Stored data entries

.....

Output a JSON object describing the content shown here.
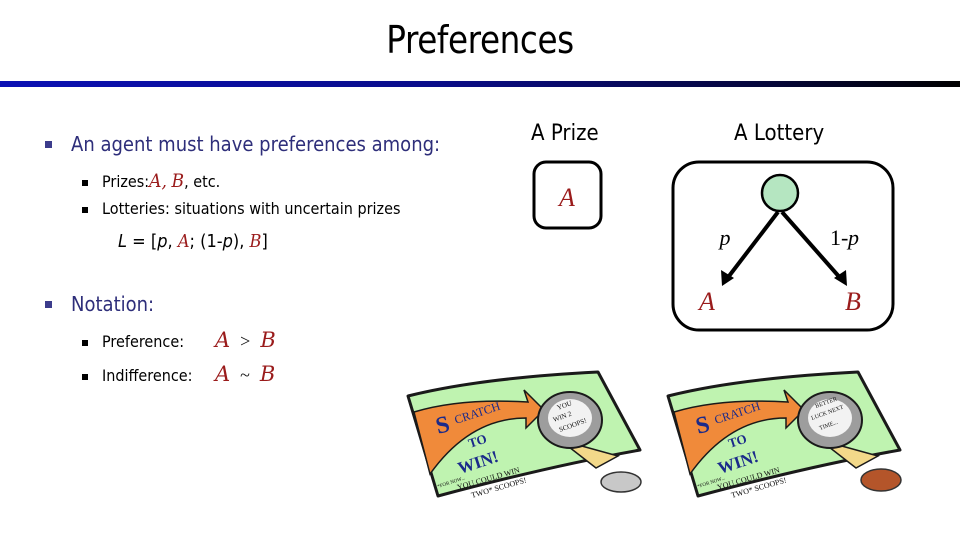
{
  "slide": {
    "title": "Preferences"
  },
  "bullets": {
    "main": "An agent must have preferences among:",
    "prizes_label": "Prizes:",
    "prizes_a": "A,",
    "prizes_b": "B",
    "prizes_suffix": ", etc.",
    "lotteries": "Lotteries: situations with uncertain prizes",
    "lottery_formula": {
      "lhs": "L",
      "eq": " = [",
      "p1": "p",
      "sep1": ", ",
      "a": "A",
      "sep2": ";  (1-",
      "p2": "p",
      "sep3": "), ",
      "b": "B",
      "close": "]"
    },
    "notation": "Notation:",
    "preference_label": "Preference:",
    "preference_a": "A",
    "preference_op": ">",
    "preference_b": "B",
    "indifference_label": "Indifference:",
    "indifference_a": "A",
    "indifference_op": "~",
    "indifference_b": "B"
  },
  "diagram": {
    "prize_heading": "A Prize",
    "prize_value": "A",
    "lottery_heading": "A Lottery",
    "left_prob": "p",
    "right_prob_prefix": "1-",
    "right_prob_var": "p",
    "left_outcome": "A",
    "right_outcome": "B",
    "node_color": "#b5e6c1",
    "outcome_color": "#9a1b1b"
  },
  "cards": [
    {
      "headline": [
        "S",
        "CRATCH",
        "TO",
        "WIN!"
      ],
      "subtext": [
        "YOU COULD WIN",
        "TWO* SCOOPS!"
      ],
      "scratch_result": [
        "YOU",
        "WIN 2",
        "SCOOPS!"
      ],
      "fine_print": "*FOR NOW...",
      "coin": "silver-coin"
    },
    {
      "headline": [
        "S",
        "CRATCH",
        "TO",
        "WIN!"
      ],
      "subtext": [
        "YOU COULD WIN",
        "TWO* SCOOPS!"
      ],
      "scratch_result": [
        "BETTER",
        "LUCK NEXT",
        "TIME..."
      ],
      "fine_print": "*FOR NOW...",
      "coin": "copper-coin"
    }
  ],
  "colors": {
    "bullet_text": "#2e2e7a",
    "math_red": "#9a1b1b",
    "card_green": "#bff3b0",
    "arrow_orange": "#f08a3a",
    "headline_blue": "#1a2a8a"
  }
}
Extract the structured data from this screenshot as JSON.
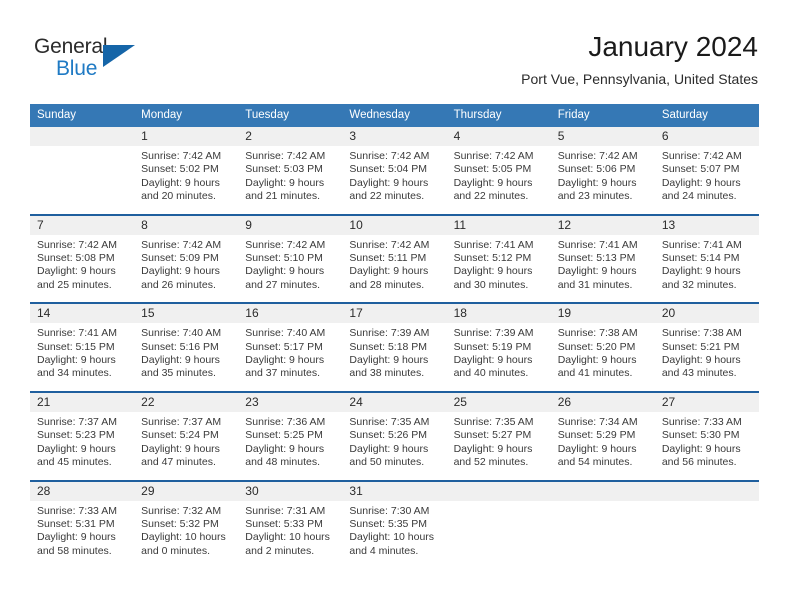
{
  "brand": {
    "name_part1": "General",
    "name_part2": "Blue",
    "logo_icon": "triangle-logo-icon"
  },
  "header": {
    "month_title": "January 2024",
    "location": "Port Vue, Pennsylvania, United States"
  },
  "colors": {
    "header_blue": "#3578b5",
    "separator_blue": "#1f5f9e",
    "number_band": "#f0f0f0",
    "brand_blue": "#1f7ac4",
    "logo_blue": "#1565a8"
  },
  "weekday_headers": [
    "Sunday",
    "Monday",
    "Tuesday",
    "Wednesday",
    "Thursday",
    "Friday",
    "Saturday"
  ],
  "weeks": [
    {
      "days": [
        {
          "number": "",
          "sunrise": "",
          "sunset": "",
          "daylight1": "",
          "daylight2": "",
          "empty": true
        },
        {
          "number": "1",
          "sunrise": "Sunrise: 7:42 AM",
          "sunset": "Sunset: 5:02 PM",
          "daylight1": "Daylight: 9 hours",
          "daylight2": "and 20 minutes.",
          "empty": false
        },
        {
          "number": "2",
          "sunrise": "Sunrise: 7:42 AM",
          "sunset": "Sunset: 5:03 PM",
          "daylight1": "Daylight: 9 hours",
          "daylight2": "and 21 minutes.",
          "empty": false
        },
        {
          "number": "3",
          "sunrise": "Sunrise: 7:42 AM",
          "sunset": "Sunset: 5:04 PM",
          "daylight1": "Daylight: 9 hours",
          "daylight2": "and 22 minutes.",
          "empty": false
        },
        {
          "number": "4",
          "sunrise": "Sunrise: 7:42 AM",
          "sunset": "Sunset: 5:05 PM",
          "daylight1": "Daylight: 9 hours",
          "daylight2": "and 22 minutes.",
          "empty": false
        },
        {
          "number": "5",
          "sunrise": "Sunrise: 7:42 AM",
          "sunset": "Sunset: 5:06 PM",
          "daylight1": "Daylight: 9 hours",
          "daylight2": "and 23 minutes.",
          "empty": false
        },
        {
          "number": "6",
          "sunrise": "Sunrise: 7:42 AM",
          "sunset": "Sunset: 5:07 PM",
          "daylight1": "Daylight: 9 hours",
          "daylight2": "and 24 minutes.",
          "empty": false
        }
      ]
    },
    {
      "days": [
        {
          "number": "7",
          "sunrise": "Sunrise: 7:42 AM",
          "sunset": "Sunset: 5:08 PM",
          "daylight1": "Daylight: 9 hours",
          "daylight2": "and 25 minutes.",
          "empty": false
        },
        {
          "number": "8",
          "sunrise": "Sunrise: 7:42 AM",
          "sunset": "Sunset: 5:09 PM",
          "daylight1": "Daylight: 9 hours",
          "daylight2": "and 26 minutes.",
          "empty": false
        },
        {
          "number": "9",
          "sunrise": "Sunrise: 7:42 AM",
          "sunset": "Sunset: 5:10 PM",
          "daylight1": "Daylight: 9 hours",
          "daylight2": "and 27 minutes.",
          "empty": false
        },
        {
          "number": "10",
          "sunrise": "Sunrise: 7:42 AM",
          "sunset": "Sunset: 5:11 PM",
          "daylight1": "Daylight: 9 hours",
          "daylight2": "and 28 minutes.",
          "empty": false
        },
        {
          "number": "11",
          "sunrise": "Sunrise: 7:41 AM",
          "sunset": "Sunset: 5:12 PM",
          "daylight1": "Daylight: 9 hours",
          "daylight2": "and 30 minutes.",
          "empty": false
        },
        {
          "number": "12",
          "sunrise": "Sunrise: 7:41 AM",
          "sunset": "Sunset: 5:13 PM",
          "daylight1": "Daylight: 9 hours",
          "daylight2": "and 31 minutes.",
          "empty": false
        },
        {
          "number": "13",
          "sunrise": "Sunrise: 7:41 AM",
          "sunset": "Sunset: 5:14 PM",
          "daylight1": "Daylight: 9 hours",
          "daylight2": "and 32 minutes.",
          "empty": false
        }
      ]
    },
    {
      "days": [
        {
          "number": "14",
          "sunrise": "Sunrise: 7:41 AM",
          "sunset": "Sunset: 5:15 PM",
          "daylight1": "Daylight: 9 hours",
          "daylight2": "and 34 minutes.",
          "empty": false
        },
        {
          "number": "15",
          "sunrise": "Sunrise: 7:40 AM",
          "sunset": "Sunset: 5:16 PM",
          "daylight1": "Daylight: 9 hours",
          "daylight2": "and 35 minutes.",
          "empty": false
        },
        {
          "number": "16",
          "sunrise": "Sunrise: 7:40 AM",
          "sunset": "Sunset: 5:17 PM",
          "daylight1": "Daylight: 9 hours",
          "daylight2": "and 37 minutes.",
          "empty": false
        },
        {
          "number": "17",
          "sunrise": "Sunrise: 7:39 AM",
          "sunset": "Sunset: 5:18 PM",
          "daylight1": "Daylight: 9 hours",
          "daylight2": "and 38 minutes.",
          "empty": false
        },
        {
          "number": "18",
          "sunrise": "Sunrise: 7:39 AM",
          "sunset": "Sunset: 5:19 PM",
          "daylight1": "Daylight: 9 hours",
          "daylight2": "and 40 minutes.",
          "empty": false
        },
        {
          "number": "19",
          "sunrise": "Sunrise: 7:38 AM",
          "sunset": "Sunset: 5:20 PM",
          "daylight1": "Daylight: 9 hours",
          "daylight2": "and 41 minutes.",
          "empty": false
        },
        {
          "number": "20",
          "sunrise": "Sunrise: 7:38 AM",
          "sunset": "Sunset: 5:21 PM",
          "daylight1": "Daylight: 9 hours",
          "daylight2": "and 43 minutes.",
          "empty": false
        }
      ]
    },
    {
      "days": [
        {
          "number": "21",
          "sunrise": "Sunrise: 7:37 AM",
          "sunset": "Sunset: 5:23 PM",
          "daylight1": "Daylight: 9 hours",
          "daylight2": "and 45 minutes.",
          "empty": false
        },
        {
          "number": "22",
          "sunrise": "Sunrise: 7:37 AM",
          "sunset": "Sunset: 5:24 PM",
          "daylight1": "Daylight: 9 hours",
          "daylight2": "and 47 minutes.",
          "empty": false
        },
        {
          "number": "23",
          "sunrise": "Sunrise: 7:36 AM",
          "sunset": "Sunset: 5:25 PM",
          "daylight1": "Daylight: 9 hours",
          "daylight2": "and 48 minutes.",
          "empty": false
        },
        {
          "number": "24",
          "sunrise": "Sunrise: 7:35 AM",
          "sunset": "Sunset: 5:26 PM",
          "daylight1": "Daylight: 9 hours",
          "daylight2": "and 50 minutes.",
          "empty": false
        },
        {
          "number": "25",
          "sunrise": "Sunrise: 7:35 AM",
          "sunset": "Sunset: 5:27 PM",
          "daylight1": "Daylight: 9 hours",
          "daylight2": "and 52 minutes.",
          "empty": false
        },
        {
          "number": "26",
          "sunrise": "Sunrise: 7:34 AM",
          "sunset": "Sunset: 5:29 PM",
          "daylight1": "Daylight: 9 hours",
          "daylight2": "and 54 minutes.",
          "empty": false
        },
        {
          "number": "27",
          "sunrise": "Sunrise: 7:33 AM",
          "sunset": "Sunset: 5:30 PM",
          "daylight1": "Daylight: 9 hours",
          "daylight2": "and 56 minutes.",
          "empty": false
        }
      ]
    },
    {
      "days": [
        {
          "number": "28",
          "sunrise": "Sunrise: 7:33 AM",
          "sunset": "Sunset: 5:31 PM",
          "daylight1": "Daylight: 9 hours",
          "daylight2": "and 58 minutes.",
          "empty": false
        },
        {
          "number": "29",
          "sunrise": "Sunrise: 7:32 AM",
          "sunset": "Sunset: 5:32 PM",
          "daylight1": "Daylight: 10 hours",
          "daylight2": "and 0 minutes.",
          "empty": false
        },
        {
          "number": "30",
          "sunrise": "Sunrise: 7:31 AM",
          "sunset": "Sunset: 5:33 PM",
          "daylight1": "Daylight: 10 hours",
          "daylight2": "and 2 minutes.",
          "empty": false
        },
        {
          "number": "31",
          "sunrise": "Sunrise: 7:30 AM",
          "sunset": "Sunset: 5:35 PM",
          "daylight1": "Daylight: 10 hours",
          "daylight2": "and 4 minutes.",
          "empty": false
        },
        {
          "number": "",
          "sunrise": "",
          "sunset": "",
          "daylight1": "",
          "daylight2": "",
          "empty": true
        },
        {
          "number": "",
          "sunrise": "",
          "sunset": "",
          "daylight1": "",
          "daylight2": "",
          "empty": true
        },
        {
          "number": "",
          "sunrise": "",
          "sunset": "",
          "daylight1": "",
          "daylight2": "",
          "empty": true
        }
      ]
    }
  ]
}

.....

Written problem
In the records above, find each line holding "JSON" and copy it.

Task output
Output a JSON object describing the content shown here.
Extract the structured data from this screenshot as JSON.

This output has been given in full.